Problem statement
Exact repetition of every entry is required.

Dataset records:
============

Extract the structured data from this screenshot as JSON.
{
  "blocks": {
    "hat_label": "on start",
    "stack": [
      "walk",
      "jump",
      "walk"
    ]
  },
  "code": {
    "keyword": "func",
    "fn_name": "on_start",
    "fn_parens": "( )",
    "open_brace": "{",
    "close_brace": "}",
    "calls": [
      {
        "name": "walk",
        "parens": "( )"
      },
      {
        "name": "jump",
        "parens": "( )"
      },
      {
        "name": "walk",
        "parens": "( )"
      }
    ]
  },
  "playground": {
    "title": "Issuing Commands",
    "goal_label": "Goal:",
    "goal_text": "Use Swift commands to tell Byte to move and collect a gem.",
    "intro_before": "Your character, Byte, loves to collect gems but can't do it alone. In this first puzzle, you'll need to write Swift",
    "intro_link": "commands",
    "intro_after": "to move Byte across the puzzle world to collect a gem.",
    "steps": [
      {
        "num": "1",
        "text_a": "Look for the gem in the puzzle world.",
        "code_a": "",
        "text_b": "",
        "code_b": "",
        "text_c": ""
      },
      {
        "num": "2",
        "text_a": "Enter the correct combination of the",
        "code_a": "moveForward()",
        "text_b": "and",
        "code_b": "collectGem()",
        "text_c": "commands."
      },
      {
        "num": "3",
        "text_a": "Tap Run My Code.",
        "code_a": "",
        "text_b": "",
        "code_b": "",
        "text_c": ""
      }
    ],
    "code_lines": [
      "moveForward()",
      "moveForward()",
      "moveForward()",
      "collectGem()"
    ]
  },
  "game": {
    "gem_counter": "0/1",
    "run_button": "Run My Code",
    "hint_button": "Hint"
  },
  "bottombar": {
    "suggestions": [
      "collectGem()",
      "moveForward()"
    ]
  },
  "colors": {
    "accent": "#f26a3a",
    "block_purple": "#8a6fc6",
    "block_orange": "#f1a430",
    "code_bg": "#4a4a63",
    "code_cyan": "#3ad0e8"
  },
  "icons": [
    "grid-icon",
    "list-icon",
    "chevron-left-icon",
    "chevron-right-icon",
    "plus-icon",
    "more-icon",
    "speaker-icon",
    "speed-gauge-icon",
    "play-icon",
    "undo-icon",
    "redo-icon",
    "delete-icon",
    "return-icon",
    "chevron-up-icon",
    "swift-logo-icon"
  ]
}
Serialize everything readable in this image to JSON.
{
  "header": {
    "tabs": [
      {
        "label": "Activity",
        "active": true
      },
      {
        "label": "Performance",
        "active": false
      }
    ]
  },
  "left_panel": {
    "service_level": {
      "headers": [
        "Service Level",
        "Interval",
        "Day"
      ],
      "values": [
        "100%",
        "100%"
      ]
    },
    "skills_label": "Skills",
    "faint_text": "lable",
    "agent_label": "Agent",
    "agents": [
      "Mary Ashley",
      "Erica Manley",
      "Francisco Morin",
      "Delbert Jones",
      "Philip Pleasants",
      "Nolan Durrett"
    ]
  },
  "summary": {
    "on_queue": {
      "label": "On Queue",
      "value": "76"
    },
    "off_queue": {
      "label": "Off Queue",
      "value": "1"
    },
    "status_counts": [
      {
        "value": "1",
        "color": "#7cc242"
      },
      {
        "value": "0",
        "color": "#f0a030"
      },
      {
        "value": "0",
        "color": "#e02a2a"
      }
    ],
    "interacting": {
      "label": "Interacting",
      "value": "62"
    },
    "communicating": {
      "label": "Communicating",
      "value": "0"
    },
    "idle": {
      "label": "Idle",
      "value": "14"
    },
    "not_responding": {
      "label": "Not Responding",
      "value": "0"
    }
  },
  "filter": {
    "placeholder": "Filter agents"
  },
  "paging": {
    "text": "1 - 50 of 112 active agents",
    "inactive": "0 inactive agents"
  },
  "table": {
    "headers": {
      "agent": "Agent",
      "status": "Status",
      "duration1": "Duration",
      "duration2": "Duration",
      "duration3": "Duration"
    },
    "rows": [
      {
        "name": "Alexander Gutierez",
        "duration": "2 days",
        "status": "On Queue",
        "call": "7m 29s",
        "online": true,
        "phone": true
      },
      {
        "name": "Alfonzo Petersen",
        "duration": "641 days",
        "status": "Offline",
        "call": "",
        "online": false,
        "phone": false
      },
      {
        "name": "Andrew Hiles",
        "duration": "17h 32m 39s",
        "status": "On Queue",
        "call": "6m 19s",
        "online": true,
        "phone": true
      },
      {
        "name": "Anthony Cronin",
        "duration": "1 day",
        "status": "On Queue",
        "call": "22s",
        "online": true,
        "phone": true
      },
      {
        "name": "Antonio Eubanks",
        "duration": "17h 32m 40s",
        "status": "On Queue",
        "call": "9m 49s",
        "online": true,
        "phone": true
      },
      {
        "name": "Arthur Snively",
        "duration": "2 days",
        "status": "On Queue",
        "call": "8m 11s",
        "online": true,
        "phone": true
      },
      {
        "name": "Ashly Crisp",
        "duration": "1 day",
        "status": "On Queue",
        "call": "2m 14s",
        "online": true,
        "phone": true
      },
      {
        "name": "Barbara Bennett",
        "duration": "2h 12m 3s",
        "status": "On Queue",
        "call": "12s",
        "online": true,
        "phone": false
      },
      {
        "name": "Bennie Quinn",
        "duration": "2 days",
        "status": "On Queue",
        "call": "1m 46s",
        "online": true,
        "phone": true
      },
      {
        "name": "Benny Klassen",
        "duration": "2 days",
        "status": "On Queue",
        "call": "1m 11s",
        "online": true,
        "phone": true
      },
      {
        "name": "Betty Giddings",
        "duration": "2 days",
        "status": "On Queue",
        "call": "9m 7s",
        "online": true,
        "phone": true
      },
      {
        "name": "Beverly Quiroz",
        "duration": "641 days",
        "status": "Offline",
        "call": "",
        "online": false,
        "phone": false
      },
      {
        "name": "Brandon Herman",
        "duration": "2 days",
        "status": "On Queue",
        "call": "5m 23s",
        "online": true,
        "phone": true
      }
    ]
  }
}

============

Task response
Extract the structured data from this screenshot as JSON.
{
  "blocks": {
    "hat_label": "on start",
    "stack": [
      "walk",
      "jump",
      "walk"
    ]
  },
  "code": {
    "keyword": "func",
    "fn_name": "on_start",
    "fn_parens": "( )",
    "open_brace": "{",
    "close_brace": "}",
    "calls": [
      {
        "name": "walk",
        "parens": "( )"
      },
      {
        "name": "jump",
        "parens": "( )"
      },
      {
        "name": "walk",
        "parens": "( )"
      }
    ]
  },
  "playground": {
    "title": "Issuing Commands",
    "goal_label": "Goal:",
    "goal_text": "Use Swift commands to tell Byte to move and collect a gem.",
    "intro_before": "Your character, Byte, loves to collect gems but can't do it alone. In this first puzzle, you'll need to write Swift",
    "intro_link": "commands",
    "intro_after": "to move Byte across the puzzle world to collect a gem.",
    "steps": [
      {
        "num": "1",
        "text_a": "Look for the gem in the puzzle world.",
        "code_a": "",
        "text_b": "",
        "code_b": "",
        "text_c": ""
      },
      {
        "num": "2",
        "text_a": "Enter the correct combination of the",
        "code_a": "moveForward()",
        "text_b": "and",
        "code_b": "collectGem()",
        "text_c": "commands."
      },
      {
        "num": "3",
        "text_a": "Tap Run My Code.",
        "code_a": "",
        "text_b": "",
        "code_b": "",
        "text_c": ""
      }
    ],
    "code_lines": [
      "moveForward()",
      "moveForward()",
      "moveForward()",
      "collectGem()"
    ]
  },
  "game": {
    "gem_counter": "0/1",
    "run_button": "Run My Code",
    "hint_button": "Hint"
  },
  "bottombar": {
    "suggestions": [
      "collectGem()",
      "moveForward()"
    ]
  },
  "colors": {
    "accent": "#f26a3a",
    "block_purple": "#8a6fc6",
    "block_orange": "#f1a430",
    "code_bg": "#4a4a63",
    "code_cyan": "#3ad0e8"
  },
  "icons": [
    "grid-icon",
    "list-icon",
    "chevron-left-icon",
    "chevron-right-icon",
    "plus-icon",
    "more-icon",
    "speaker-icon",
    "speed-gauge-icon",
    "play-icon",
    "undo-icon",
    "redo-icon",
    "delete-icon",
    "return-icon",
    "chevron-up-icon",
    "swift-logo-icon"
  ]
}
Serialize everything readable in this image to JSON.
{
  "header": {
    "tabs": [
      {
        "label": "Activity",
        "active": true
      },
      {
        "label": "Performance",
        "active": false
      }
    ]
  },
  "left_panel": {
    "service_level": {
      "headers": [
        "Service Level",
        "Interval",
        "Day"
      ],
      "values": [
        "100%",
        "100%"
      ]
    },
    "skills_label": "Skills",
    "faint_text": "lable",
    "agent_label": "Agent",
    "agents": [
      "Mary Ashley",
      "Erica Manley",
      "Francisco Morin",
      "Delbert Jones",
      "Philip Pleasants",
      "Nolan Durrett"
    ]
  },
  "summary": {
    "on_queue": {
      "label": "On Queue",
      "value": "76"
    },
    "off_queue": {
      "label": "Off Queue",
      "value": "1"
    },
    "status_counts": [
      {
        "value": "1",
        "color": "#7cc242"
      },
      {
        "value": "0",
        "color": "#f0a030"
      },
      {
        "value": "0",
        "color": "#e02a2a"
      }
    ],
    "interacting": {
      "label": "Interacting",
      "value": "62"
    },
    "communicating": {
      "label": "Communicating",
      "value": "0"
    },
    "idle": {
      "label": "Idle",
      "value": "14"
    },
    "not_responding": {
      "label": "Not Responding",
      "value": "0"
    }
  },
  "filter": {
    "placeholder": "Filter agents"
  },
  "paging": {
    "text": "1 - 50 of 112 active agents",
    "inactive": "0 inactive agents"
  },
  "table": {
    "headers": {
      "agent": "Agent",
      "status": "Status",
      "duration1": "Duration",
      "duration2": "Duration",
      "duration3": "Duration"
    },
    "rows": [
      {
        "name": "Alexander Gutierez",
        "duration": "2 days",
        "status": "On Queue",
        "call": "7m 29s",
        "online": true,
        "phone": true
      },
      {
        "name": "Alfonzo Petersen",
        "duration": "641 days",
        "status": "Offline",
        "call": "",
        "online": false,
        "phone": false
      },
      {
        "name": "Andrew Hiles",
        "duration": "17h 32m 39s",
        "status": "On Queue",
        "call": "6m 19s",
        "online": true,
        "phone": true
      },
      {
        "name": "Anthony Cronin",
        "duration": "1 day",
        "status": "On Queue",
        "call": "22s",
        "online": true,
        "phone": true
      },
      {
        "name": "Antonio Eubanks",
        "duration": "17h 32m 40s",
        "status": "On Queue",
        "call": "9m 49s",
        "online": true,
        "phone": true
      },
      {
        "name": "Arthur Snively",
        "duration": "2 days",
        "status": "On Queue",
        "call": "8m 11s",
        "online": true,
        "phone": true
      },
      {
        "name": "Ashly Crisp",
        "duration": "1 day",
        "status": "On Queue",
        "call": "2m 14s",
        "online": true,
        "phone": true
      },
      {
        "name": "Barbara Bennett",
        "duration": "2h 12m 3s",
        "status": "On Queue",
        "call": "12s",
        "online": true,
        "phone": false
      },
      {
        "name": "Bennie Quinn",
        "duration": "2 days",
        "status": "On Queue",
        "call": "1m 46s",
        "online": true,
        "phone": true
      },
      {
        "name": "Benny Klassen",
        "duration": "2 days",
        "status": "On Queue",
        "call": "1m 11s",
        "online": true,
        "phone": true
      },
      {
        "name": "Betty Giddings",
        "duration": "2 days",
        "status": "On Queue",
        "call": "9m 7s",
        "online": true,
        "phone": true
      },
      {
        "name": "Beverly Quiroz",
        "duration": "641 days",
        "status": "Offline",
        "call": "",
        "online": false,
        "phone": false
      },
      {
        "name": "Brandon Herman",
        "duration": "2 days",
        "status": "On Queue",
        "call": "5m 23s",
        "online": true,
        "phone": true
      }
    ]
  }
}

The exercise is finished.